[Chart and figure data]
● ● ● ● ● ● ●
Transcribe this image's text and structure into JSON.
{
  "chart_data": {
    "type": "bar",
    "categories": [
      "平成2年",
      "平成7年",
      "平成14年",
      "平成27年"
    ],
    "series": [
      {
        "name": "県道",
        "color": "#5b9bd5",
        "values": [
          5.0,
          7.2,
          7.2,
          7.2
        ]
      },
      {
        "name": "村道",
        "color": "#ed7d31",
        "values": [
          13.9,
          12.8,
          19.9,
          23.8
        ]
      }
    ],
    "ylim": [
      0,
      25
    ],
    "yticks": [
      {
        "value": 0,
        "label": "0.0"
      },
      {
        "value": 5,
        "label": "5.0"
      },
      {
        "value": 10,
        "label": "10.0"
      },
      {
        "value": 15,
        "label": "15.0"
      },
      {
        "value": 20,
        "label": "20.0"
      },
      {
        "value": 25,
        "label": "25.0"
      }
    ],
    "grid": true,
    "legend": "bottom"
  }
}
● ● ● ● ● ● ●
◆ What you are asked to do ◆
Report only the number of lines that hold the word "label".

◆ Solution to this task ◆
6